— Begin —
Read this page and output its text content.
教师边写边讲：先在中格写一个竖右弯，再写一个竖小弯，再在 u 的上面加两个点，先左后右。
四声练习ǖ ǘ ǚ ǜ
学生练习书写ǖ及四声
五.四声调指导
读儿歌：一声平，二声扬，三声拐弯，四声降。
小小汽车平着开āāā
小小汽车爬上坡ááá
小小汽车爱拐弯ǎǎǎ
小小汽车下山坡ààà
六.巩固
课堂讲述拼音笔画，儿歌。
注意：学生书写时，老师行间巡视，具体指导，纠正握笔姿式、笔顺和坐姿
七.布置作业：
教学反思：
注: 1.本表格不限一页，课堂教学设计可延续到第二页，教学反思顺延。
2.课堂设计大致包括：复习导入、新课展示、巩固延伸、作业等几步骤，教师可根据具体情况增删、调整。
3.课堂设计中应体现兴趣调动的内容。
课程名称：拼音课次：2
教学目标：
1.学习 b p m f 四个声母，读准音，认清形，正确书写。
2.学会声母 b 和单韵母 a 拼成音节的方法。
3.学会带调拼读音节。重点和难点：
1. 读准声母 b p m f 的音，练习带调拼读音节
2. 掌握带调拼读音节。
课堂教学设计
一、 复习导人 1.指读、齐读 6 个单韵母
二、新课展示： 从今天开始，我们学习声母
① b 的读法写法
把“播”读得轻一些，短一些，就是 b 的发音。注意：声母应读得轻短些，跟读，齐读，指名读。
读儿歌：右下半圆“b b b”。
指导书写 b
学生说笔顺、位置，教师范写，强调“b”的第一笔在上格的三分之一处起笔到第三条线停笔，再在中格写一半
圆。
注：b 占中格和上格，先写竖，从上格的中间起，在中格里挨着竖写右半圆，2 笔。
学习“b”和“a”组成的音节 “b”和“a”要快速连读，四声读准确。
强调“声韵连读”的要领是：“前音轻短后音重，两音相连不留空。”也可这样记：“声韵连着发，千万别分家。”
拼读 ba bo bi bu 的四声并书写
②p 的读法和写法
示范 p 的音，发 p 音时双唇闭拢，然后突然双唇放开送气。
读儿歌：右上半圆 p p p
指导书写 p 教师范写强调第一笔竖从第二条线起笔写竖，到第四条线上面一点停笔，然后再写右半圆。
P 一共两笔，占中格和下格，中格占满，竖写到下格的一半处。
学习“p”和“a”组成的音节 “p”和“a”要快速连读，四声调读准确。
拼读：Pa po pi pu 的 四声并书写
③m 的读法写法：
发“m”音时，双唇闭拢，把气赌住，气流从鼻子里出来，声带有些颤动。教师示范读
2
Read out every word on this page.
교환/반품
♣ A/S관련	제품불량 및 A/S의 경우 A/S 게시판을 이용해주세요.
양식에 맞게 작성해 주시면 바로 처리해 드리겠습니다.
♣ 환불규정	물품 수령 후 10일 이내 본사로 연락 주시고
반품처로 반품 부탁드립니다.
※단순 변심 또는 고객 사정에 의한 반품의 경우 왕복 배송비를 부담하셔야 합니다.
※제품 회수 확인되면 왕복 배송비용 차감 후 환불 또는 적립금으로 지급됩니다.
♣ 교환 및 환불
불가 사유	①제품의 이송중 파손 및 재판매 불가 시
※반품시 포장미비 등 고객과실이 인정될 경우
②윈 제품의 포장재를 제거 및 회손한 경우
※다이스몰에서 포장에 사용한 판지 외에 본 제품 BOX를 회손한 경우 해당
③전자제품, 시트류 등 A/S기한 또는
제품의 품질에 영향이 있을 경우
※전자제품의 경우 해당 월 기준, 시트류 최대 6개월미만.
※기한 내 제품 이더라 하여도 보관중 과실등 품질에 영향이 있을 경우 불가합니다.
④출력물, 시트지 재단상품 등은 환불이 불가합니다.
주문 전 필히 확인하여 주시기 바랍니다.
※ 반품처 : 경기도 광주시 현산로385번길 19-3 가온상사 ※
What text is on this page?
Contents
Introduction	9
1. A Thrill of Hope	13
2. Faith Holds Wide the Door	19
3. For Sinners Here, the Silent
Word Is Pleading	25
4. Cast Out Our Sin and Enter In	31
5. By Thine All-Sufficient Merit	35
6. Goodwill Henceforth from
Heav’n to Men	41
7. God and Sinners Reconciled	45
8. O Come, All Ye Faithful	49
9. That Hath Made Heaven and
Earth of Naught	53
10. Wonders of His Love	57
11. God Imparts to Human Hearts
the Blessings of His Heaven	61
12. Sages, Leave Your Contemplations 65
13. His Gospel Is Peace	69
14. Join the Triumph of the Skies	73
— End —
## WORK TO BE COMPLETED
Your task is to extract all of the records exactly.

## RESULT OF THE EXERCISE
Read this page and output its text content.
教师边写边讲：先在中格写一个竖右弯，再写一个竖小弯，再在 u 的上面加两个点，先左后右。
四声练习ǖ ǘ ǚ ǜ
学生练习书写ǖ及四声
五.四声调指导
读儿歌：一声平，二声扬，三声拐弯，四声降。
小小汽车平着开āāā
小小汽车爬上坡ááá
小小汽车爱拐弯ǎǎǎ
小小汽车下山坡ààà
六.巩固
课堂讲述拼音笔画，儿歌。
注意：学生书写时，老师行间巡视，具体指导，纠正握笔姿式、笔顺和坐姿
七.布置作业：
教学反思：
注: 1.本表格不限一页，课堂教学设计可延续到第二页，教学反思顺延。
2.课堂设计大致包括：复习导入、新课展示、巩固延伸、作业等几步骤，教师可根据具体情况增删、调整。
3.课堂设计中应体现兴趣调动的内容。
课程名称：拼音课次：2
教学目标：
1.学习 b p m f 四个声母，读准音，认清形，正确书写。
2.学会声母 b 和单韵母 a 拼成音节的方法。
3.学会带调拼读音节。重点和难点：
1. 读准声母 b p m f 的音，练习带调拼读音节
2. 掌握带调拼读音节。
课堂教学设计
一、 复习导人 1.指读、齐读 6 个单韵母
二、新课展示： 从今天开始，我们学习声母
① b 的读法写法
把“播”读得轻一些，短一些，就是 b 的发音。注意：声母应读得轻短些，跟读，齐读，指名读。
读儿歌：右下半圆“b b b”。
指导书写 b
学生说笔顺、位置，教师范写，强调“b”的第一笔在上格的三分之一处起笔到第三条线停笔，再在中格写一半
圆。
注：b 占中格和上格，先写竖，从上格的中间起，在中格里挨着竖写右半圆，2 笔。
学习“b”和“a”组成的音节 “b”和“a”要快速连读，四声读准确。
强调“声韵连读”的要领是：“前音轻短后音重，两音相连不留空。”也可这样记：“声韵连着发，千万别分家。”
拼读 ba bo bi bu 的四声并书写
②p 的读法和写法
示范 p 的音，发 p 音时双唇闭拢，然后突然双唇放开送气。
读儿歌：右上半圆 p p p
指导书写 p 教师范写强调第一笔竖从第二条线起笔写竖，到第四条线上面一点停笔，然后再写右半圆。
P 一共两笔，占中格和下格，中格占满，竖写到下格的一半处。
学习“p”和“a”组成的音节 “p”和“a”要快速连读，四声调读准确。
拼读：Pa po pi pu 的 四声并书写
③m 的读法写法：
发“m”音时，双唇闭拢，把气赌住，气流从鼻子里出来，声带有些颤动。教师示范读
2
Read out every word on this page.
교환/반품
♣ A/S관련	제품불량 및 A/S의 경우 A/S 게시판을 이용해주세요.
양식에 맞게 작성해 주시면 바로 처리해 드리겠습니다.
♣ 환불규정	물품 수령 후 10일 이내 본사로 연락 주시고
반품처로 반품 부탁드립니다.
※단순 변심 또는 고객 사정에 의한 반품의 경우 왕복 배송비를 부담하셔야 합니다.
※제품 회수 확인되면 왕복 배송비용 차감 후 환불 또는 적립금으로 지급됩니다.
♣ 교환 및 환불
불가 사유	①제품의 이송중 파손 및 재판매 불가 시
※반품시 포장미비 등 고객과실이 인정될 경우
②윈 제품의 포장재를 제거 및 회손한 경우
※다이스몰에서 포장에 사용한 판지 외에 본 제품 BOX를 회손한 경우 해당
③전자제품, 시트류 등 A/S기한 또는
제품의 품질에 영향이 있을 경우
※전자제품의 경우 해당 월 기준, 시트류 최대 6개월미만.
※기한 내 제품 이더라 하여도 보관중 과실등 품질에 영향이 있을 경우 불가합니다.
④출력물, 시트지 재단상품 등은 환불이 불가합니다.
주문 전 필히 확인하여 주시기 바랍니다.
※ 반품처 : 경기도 광주시 현산로385번길 19-3 가온상사 ※
What text is on this page?
Contents
Introduction	9
1. A Thrill of Hope	13
2. Faith Holds Wide the Door	19
3. For Sinners Here, the Silent
Word Is Pleading	25
4. Cast Out Our Sin and Enter In	31
5. By Thine All-Sufficient Merit	35
6. Goodwill Henceforth from
Heav’n to Men	41
7. God and Sinners Reconciled	45
8. O Come, All Ye Faithful	49
9. That Hath Made Heaven and
Earth of Naught	53
10. Wonders of His Love	57
11. God Imparts to Human Hearts
the Blessings of His Heaven	61
12. Sages, Leave Your Contemplations 65
13. His Gospel Is Peace	69
14. Join the Triumph of the Skies	73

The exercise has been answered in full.